_Instructions for the task_
Gather up the lines that contain "JSON".

_Material provided_

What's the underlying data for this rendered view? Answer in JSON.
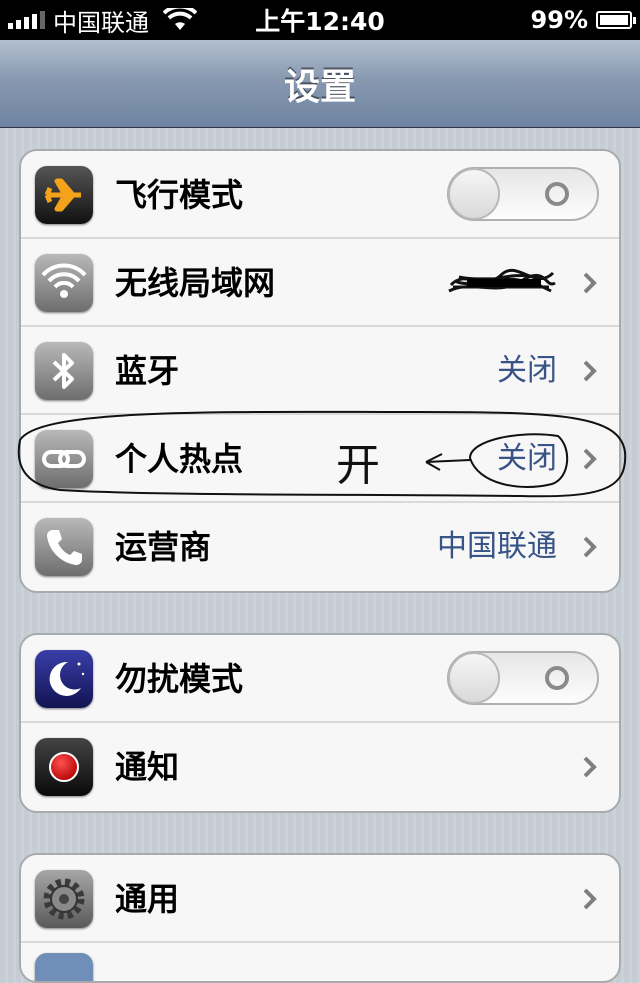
{
  "status_bar": {
    "carrier": "中国联通",
    "time": "上午12:40",
    "battery": "99%",
    "battery_level": 0.99
  },
  "nav": {
    "title": "设置"
  },
  "groups": [
    {
      "rows": [
        {
          "label": "飞行模式",
          "icon": "airplane-icon",
          "type": "toggle",
          "on": false
        },
        {
          "label": "无线局域网",
          "icon": "wifi-icon",
          "type": "value",
          "value": ""
        },
        {
          "label": "蓝牙",
          "icon": "bluetooth-icon",
          "type": "value",
          "value": "关闭"
        },
        {
          "label": "个人热点",
          "icon": "hotspot-icon",
          "type": "value",
          "value": "关闭"
        },
        {
          "label": "运营商",
          "icon": "phone-icon",
          "type": "value",
          "value": "中国联通"
        }
      ]
    },
    {
      "rows": [
        {
          "label": "勿扰模式",
          "icon": "moon-icon",
          "type": "toggle",
          "on": false
        },
        {
          "label": "通知",
          "icon": "notification-icon",
          "type": "disclosure"
        }
      ]
    },
    {
      "rows": [
        {
          "label": "通用",
          "icon": "gear-icon",
          "type": "disclosure"
        }
      ]
    }
  ],
  "annotation": {
    "text": "开"
  },
  "colors": {
    "value_blue": "#385487",
    "nav_top": "#b2bfd0",
    "nav_bottom": "#6e84a2"
  }
}
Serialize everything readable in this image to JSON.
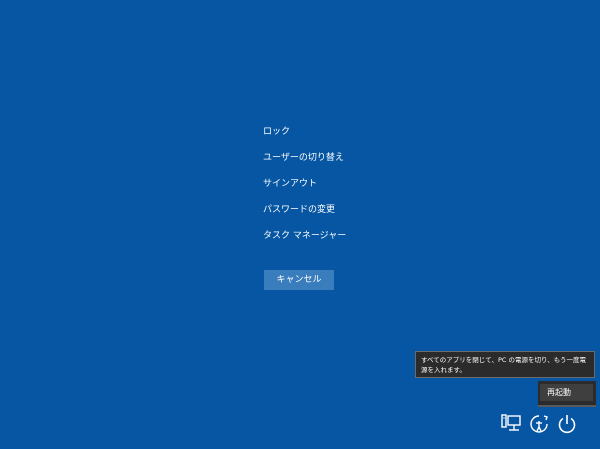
{
  "menu": {
    "items": [
      {
        "label": "ロック"
      },
      {
        "label": "ユーザーの切り替え"
      },
      {
        "label": "サインアウト"
      },
      {
        "label": "パスワードの変更"
      },
      {
        "label": "タスク マネージャー"
      }
    ]
  },
  "cancel": {
    "label": "キャンセル"
  },
  "tooltip": {
    "text": "すべてのアプリを閉じて、PC の電源を切り、もう一度電源を入れます。"
  },
  "power_menu": {
    "items": [
      {
        "label": "再起動"
      }
    ]
  },
  "icons": {
    "network": "network-icon",
    "accessibility": "ease-of-access-icon",
    "power": "power-icon"
  },
  "colors": {
    "background": "#0656a3",
    "button": "#3a7dbd",
    "tooltip": "#2b2b2b"
  }
}
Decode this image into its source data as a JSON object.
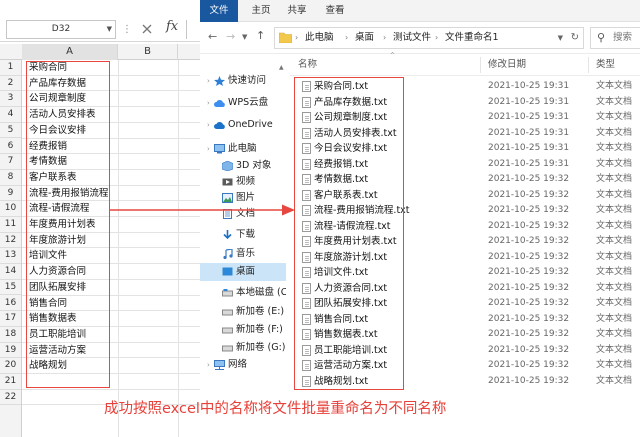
{
  "excel": {
    "name_box": "D32",
    "fx_label": "fx",
    "columns": [
      "A",
      "B"
    ],
    "rows": [
      "1",
      "2",
      "3",
      "4",
      "5",
      "6",
      "7",
      "8",
      "9",
      "10",
      "11",
      "12",
      "13",
      "14",
      "15",
      "16",
      "17",
      "18",
      "19",
      "20",
      "21",
      "22"
    ],
    "cells": [
      "采购合同",
      "产品库存数据",
      "公司规章制度",
      "活动人员安排表",
      "今日会议安排",
      "经费报销",
      "考情数据",
      "客户联系表",
      "流程-费用报销流程",
      "流程-请假流程",
      "年度费用计划表",
      "年度旅游计划",
      "培训文件",
      "人力资源合同",
      "团队拓展安排",
      "销售合同",
      "销售数据表",
      "员工职能培训",
      "运营活动方案",
      "战略规划"
    ]
  },
  "explorer": {
    "ribbon_tabs": [
      "文件",
      "主页",
      "共享",
      "查看"
    ],
    "breadcrumb": [
      "此电脑",
      "桌面",
      "测试文件",
      "文件重命名1"
    ],
    "search_placeholder": "搜索",
    "nav_items": [
      "快速访问",
      "WPS云盘",
      "OneDrive",
      "此电脑",
      "3D 对象",
      "视频",
      "图片",
      "文档",
      "下载",
      "音乐",
      "桌面",
      "本地磁盘 (C",
      "新加卷 (E:)",
      "新加卷 (F:)",
      "新加卷 (G:)",
      "网络"
    ],
    "selected_nav": "桌面",
    "headers": {
      "name": "名称",
      "date": "修改日期",
      "type": "类型"
    },
    "files": [
      {
        "name": "采购合同.txt",
        "date": "2021-10-25 19:31",
        "type": "文本文档"
      },
      {
        "name": "产品库存数据.txt",
        "date": "2021-10-25 19:31",
        "type": "文本文档"
      },
      {
        "name": "公司规章制度.txt",
        "date": "2021-10-25 19:31",
        "type": "文本文档"
      },
      {
        "name": "活动人员安排表.txt",
        "date": "2021-10-25 19:31",
        "type": "文本文档"
      },
      {
        "name": "今日会议安排.txt",
        "date": "2021-10-25 19:31",
        "type": "文本文档"
      },
      {
        "name": "经费报销.txt",
        "date": "2021-10-25 19:31",
        "type": "文本文档"
      },
      {
        "name": "考情数据.txt",
        "date": "2021-10-25 19:32",
        "type": "文本文档"
      },
      {
        "name": "客户联系表.txt",
        "date": "2021-10-25 19:32",
        "type": "文本文档"
      },
      {
        "name": "流程-费用报销流程.txt",
        "date": "2021-10-25 19:32",
        "type": "文本文档"
      },
      {
        "name": "流程-请假流程.txt",
        "date": "2021-10-25 19:32",
        "type": "文本文档"
      },
      {
        "name": "年度费用计划表.txt",
        "date": "2021-10-25 19:32",
        "type": "文本文档"
      },
      {
        "name": "年度旅游计划.txt",
        "date": "2021-10-25 19:32",
        "type": "文本文档"
      },
      {
        "name": "培训文件.txt",
        "date": "2021-10-25 19:32",
        "type": "文本文档"
      },
      {
        "name": "人力资源合同.txt",
        "date": "2021-10-25 19:32",
        "type": "文本文档"
      },
      {
        "name": "团队拓展安排.txt",
        "date": "2021-10-25 19:32",
        "type": "文本文档"
      },
      {
        "name": "销售合同.txt",
        "date": "2021-10-25 19:32",
        "type": "文本文档"
      },
      {
        "name": "销售数据表.txt",
        "date": "2021-10-25 19:32",
        "type": "文本文档"
      },
      {
        "name": "员工职能培训.txt",
        "date": "2021-10-25 19:32",
        "type": "文本文档"
      },
      {
        "name": "运营活动方案.txt",
        "date": "2021-10-25 19:32",
        "type": "文本文档"
      },
      {
        "name": "战略规划.txt",
        "date": "2021-10-25 19:32",
        "type": "文本文档"
      }
    ]
  },
  "caption": "成功按照excel中的名称将文件批量重命名为不同名称",
  "colors": {
    "annotation_red": "#e8473f",
    "ribbon_blue": "#19579f",
    "selection_blue": "#cce4f7"
  }
}
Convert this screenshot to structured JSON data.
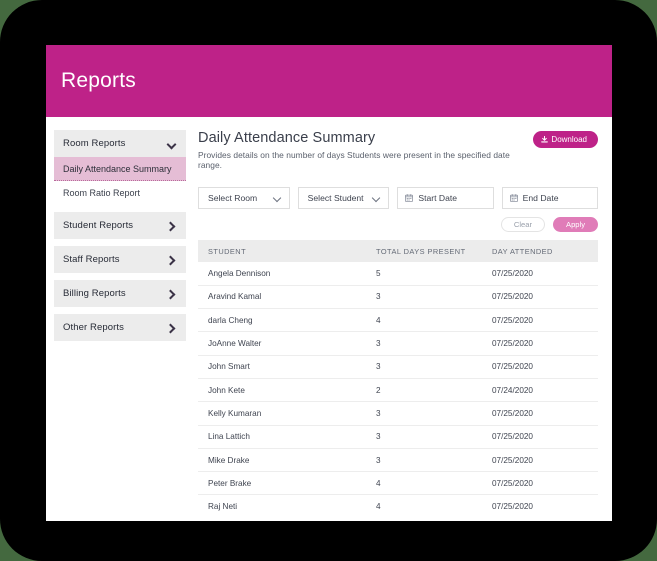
{
  "header": {
    "title": "Reports"
  },
  "sidebar": {
    "groups": [
      {
        "label": "Room Reports",
        "icon": "chevron-down-icon",
        "expanded": true,
        "items": [
          {
            "label": "Daily Attendance Summary",
            "active": true
          },
          {
            "label": "Room Ratio Report",
            "active": false
          }
        ]
      },
      {
        "label": "Student Reports",
        "icon": "chevron-right-icon",
        "expanded": false,
        "items": []
      },
      {
        "label": "Staff Reports",
        "icon": "chevron-right-icon",
        "expanded": false,
        "items": []
      },
      {
        "label": "Billing Reports",
        "icon": "chevron-right-icon",
        "expanded": false,
        "items": []
      },
      {
        "label": "Other Reports",
        "icon": "chevron-right-icon",
        "expanded": false,
        "items": []
      }
    ]
  },
  "main": {
    "report_title": "Daily Attendance Summary",
    "report_subtitle": "Provides details on the number of days Students were present in the specified date range.",
    "download_label": "Download",
    "download_icon": "download-icon",
    "filters": [
      {
        "type": "select",
        "value": "Select Room",
        "icon": "chevron-down-icon"
      },
      {
        "type": "select",
        "value": "Select Student",
        "icon": "chevron-down-icon"
      },
      {
        "type": "date",
        "value": "Start Date",
        "icon": "calendar-icon"
      },
      {
        "type": "date",
        "value": "End Date",
        "icon": "calendar-icon"
      }
    ],
    "clear_label": "Clear",
    "apply_label": "Apply",
    "table": {
      "columns": [
        "STUDENT",
        "TOTAL DAYS PRESENT",
        "DAY ATTENDED"
      ],
      "rows": [
        [
          "Angela Dennison",
          "5",
          "07/25/2020"
        ],
        [
          "Aravind Kamal",
          "3",
          "07/25/2020"
        ],
        [
          "darla Cheng",
          "4",
          "07/25/2020"
        ],
        [
          "JoAnne Walter",
          "3",
          "07/25/2020"
        ],
        [
          "John Smart",
          "3",
          "07/25/2020"
        ],
        [
          "John Kete",
          "2",
          "07/24/2020"
        ],
        [
          "Kelly Kumaran",
          "3",
          "07/25/2020"
        ],
        [
          "Lina Lattich",
          "3",
          "07/25/2020"
        ],
        [
          "Mike Drake",
          "3",
          "07/25/2020"
        ],
        [
          "Peter Brake",
          "4",
          "07/25/2020"
        ],
        [
          "Raj Neti",
          "4",
          "07/25/2020"
        ]
      ]
    }
  },
  "colors": {
    "brand_magenta": "#be2288",
    "apply_pink": "#e07cb8",
    "active_item_pink": "#e5bdd5",
    "header_gray": "#ececec",
    "page_backdrop": "#44693f"
  }
}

_Finished exercise_
What's the underlying data for this rendered view? Answer in JSON.
Serialize everything readable in this image to JSON.
Decode this image into its source data as a JSON object.
Convert this screenshot to structured JSON data.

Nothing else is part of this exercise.